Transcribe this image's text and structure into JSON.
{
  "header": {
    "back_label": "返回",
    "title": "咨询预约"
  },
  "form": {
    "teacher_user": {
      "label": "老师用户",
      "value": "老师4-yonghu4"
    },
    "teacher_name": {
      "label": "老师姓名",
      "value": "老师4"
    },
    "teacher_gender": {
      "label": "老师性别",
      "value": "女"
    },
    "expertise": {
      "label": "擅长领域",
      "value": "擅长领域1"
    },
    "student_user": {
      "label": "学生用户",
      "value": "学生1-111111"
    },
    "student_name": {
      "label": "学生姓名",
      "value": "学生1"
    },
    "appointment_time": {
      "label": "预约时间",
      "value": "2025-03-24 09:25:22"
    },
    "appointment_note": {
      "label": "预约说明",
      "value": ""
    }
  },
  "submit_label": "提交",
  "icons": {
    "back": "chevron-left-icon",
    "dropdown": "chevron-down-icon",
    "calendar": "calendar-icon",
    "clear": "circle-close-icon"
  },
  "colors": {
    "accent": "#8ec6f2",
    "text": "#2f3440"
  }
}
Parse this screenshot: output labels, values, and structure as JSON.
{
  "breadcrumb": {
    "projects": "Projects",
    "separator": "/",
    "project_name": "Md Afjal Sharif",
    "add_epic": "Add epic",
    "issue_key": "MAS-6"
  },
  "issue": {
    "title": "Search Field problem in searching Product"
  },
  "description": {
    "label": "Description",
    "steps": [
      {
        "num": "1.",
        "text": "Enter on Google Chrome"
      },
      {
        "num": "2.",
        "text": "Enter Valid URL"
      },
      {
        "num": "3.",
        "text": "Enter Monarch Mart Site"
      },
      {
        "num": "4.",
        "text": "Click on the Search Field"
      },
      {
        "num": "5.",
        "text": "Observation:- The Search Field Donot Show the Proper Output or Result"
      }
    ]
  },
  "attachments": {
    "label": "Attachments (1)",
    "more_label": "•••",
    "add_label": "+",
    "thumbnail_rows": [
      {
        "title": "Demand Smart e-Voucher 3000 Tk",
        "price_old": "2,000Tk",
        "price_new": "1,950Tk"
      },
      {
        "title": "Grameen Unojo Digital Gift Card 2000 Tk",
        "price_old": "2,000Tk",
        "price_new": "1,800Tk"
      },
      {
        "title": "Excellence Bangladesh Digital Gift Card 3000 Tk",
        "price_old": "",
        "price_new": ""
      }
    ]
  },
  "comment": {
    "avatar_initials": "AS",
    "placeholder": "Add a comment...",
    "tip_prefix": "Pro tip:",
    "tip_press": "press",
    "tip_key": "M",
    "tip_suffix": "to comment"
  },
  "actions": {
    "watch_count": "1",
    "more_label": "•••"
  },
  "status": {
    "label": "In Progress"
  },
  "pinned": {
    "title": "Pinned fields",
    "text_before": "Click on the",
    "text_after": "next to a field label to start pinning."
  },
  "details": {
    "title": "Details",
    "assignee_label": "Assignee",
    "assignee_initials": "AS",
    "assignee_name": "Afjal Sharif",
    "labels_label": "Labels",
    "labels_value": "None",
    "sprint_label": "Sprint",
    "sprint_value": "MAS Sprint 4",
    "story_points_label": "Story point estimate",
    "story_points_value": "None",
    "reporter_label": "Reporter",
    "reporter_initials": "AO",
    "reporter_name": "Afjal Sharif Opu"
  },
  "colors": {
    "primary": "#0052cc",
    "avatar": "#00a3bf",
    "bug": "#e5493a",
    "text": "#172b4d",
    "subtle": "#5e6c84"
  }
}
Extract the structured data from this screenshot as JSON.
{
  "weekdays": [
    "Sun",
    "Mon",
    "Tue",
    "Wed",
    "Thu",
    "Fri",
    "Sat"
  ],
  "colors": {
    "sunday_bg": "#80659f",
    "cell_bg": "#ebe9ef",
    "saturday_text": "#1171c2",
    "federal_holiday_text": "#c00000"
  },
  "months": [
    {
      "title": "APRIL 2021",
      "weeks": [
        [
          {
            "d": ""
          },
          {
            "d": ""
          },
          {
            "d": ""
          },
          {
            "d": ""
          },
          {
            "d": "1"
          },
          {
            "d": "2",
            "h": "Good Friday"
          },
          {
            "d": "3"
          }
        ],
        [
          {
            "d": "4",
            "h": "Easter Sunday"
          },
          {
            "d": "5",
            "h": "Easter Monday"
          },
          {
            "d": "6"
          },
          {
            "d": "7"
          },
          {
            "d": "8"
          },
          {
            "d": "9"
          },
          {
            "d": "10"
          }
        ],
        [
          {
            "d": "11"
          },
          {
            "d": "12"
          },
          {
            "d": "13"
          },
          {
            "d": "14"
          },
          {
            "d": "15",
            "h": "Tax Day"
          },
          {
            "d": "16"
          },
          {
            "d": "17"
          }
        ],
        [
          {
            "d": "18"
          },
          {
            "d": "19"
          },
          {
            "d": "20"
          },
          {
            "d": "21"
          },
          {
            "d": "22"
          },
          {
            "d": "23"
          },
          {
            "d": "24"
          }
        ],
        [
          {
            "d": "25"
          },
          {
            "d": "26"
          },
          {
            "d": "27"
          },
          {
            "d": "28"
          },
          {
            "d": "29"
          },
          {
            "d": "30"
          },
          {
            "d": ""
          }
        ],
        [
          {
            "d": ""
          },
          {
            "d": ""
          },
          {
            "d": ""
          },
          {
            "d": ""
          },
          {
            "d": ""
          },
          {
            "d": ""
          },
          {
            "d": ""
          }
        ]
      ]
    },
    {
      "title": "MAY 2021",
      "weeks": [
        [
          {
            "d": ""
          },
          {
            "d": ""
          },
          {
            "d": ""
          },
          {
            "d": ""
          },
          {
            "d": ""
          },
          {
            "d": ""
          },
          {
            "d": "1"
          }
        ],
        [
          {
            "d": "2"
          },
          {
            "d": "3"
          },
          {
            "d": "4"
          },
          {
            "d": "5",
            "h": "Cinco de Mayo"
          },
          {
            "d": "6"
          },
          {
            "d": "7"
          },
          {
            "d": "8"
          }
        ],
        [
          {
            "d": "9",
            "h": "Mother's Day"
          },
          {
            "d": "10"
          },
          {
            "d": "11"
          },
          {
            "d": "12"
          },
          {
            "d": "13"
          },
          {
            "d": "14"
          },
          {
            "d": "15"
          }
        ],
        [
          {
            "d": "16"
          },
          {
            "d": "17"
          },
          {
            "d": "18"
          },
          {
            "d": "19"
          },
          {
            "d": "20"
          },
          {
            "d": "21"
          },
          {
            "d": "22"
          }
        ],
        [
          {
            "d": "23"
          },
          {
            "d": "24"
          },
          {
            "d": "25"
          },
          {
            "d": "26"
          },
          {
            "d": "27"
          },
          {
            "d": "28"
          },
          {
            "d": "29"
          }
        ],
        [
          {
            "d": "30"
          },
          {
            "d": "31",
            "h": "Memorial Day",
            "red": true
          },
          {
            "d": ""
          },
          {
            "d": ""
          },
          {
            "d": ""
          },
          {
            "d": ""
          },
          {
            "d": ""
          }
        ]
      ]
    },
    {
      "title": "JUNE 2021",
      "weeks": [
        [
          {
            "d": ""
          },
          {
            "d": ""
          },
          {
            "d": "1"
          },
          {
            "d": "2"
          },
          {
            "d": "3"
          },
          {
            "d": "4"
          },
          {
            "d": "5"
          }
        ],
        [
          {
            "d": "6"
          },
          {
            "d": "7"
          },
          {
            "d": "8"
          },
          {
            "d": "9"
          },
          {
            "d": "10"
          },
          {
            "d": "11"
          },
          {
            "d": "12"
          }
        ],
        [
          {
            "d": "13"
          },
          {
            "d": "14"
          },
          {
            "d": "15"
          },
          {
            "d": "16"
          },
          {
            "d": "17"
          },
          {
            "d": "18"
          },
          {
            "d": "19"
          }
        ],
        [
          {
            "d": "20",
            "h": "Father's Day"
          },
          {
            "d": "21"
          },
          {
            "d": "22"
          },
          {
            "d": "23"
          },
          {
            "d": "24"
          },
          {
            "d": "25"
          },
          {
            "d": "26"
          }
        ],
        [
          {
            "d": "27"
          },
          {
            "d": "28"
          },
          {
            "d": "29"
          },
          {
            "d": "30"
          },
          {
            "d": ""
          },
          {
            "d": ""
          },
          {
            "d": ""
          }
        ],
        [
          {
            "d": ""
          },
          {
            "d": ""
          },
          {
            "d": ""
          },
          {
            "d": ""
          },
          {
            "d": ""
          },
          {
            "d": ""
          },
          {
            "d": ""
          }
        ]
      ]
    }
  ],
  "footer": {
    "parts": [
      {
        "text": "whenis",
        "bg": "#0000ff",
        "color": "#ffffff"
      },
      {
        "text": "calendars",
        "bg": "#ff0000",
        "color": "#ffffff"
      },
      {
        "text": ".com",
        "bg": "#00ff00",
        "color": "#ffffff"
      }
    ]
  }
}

* Stated problem
In the entries above, locate every line with the word "comment" and copy it.

* Answer
  "comment": {
    "placeholder": "Add a comment...",
    "tip_suffix": "to comment"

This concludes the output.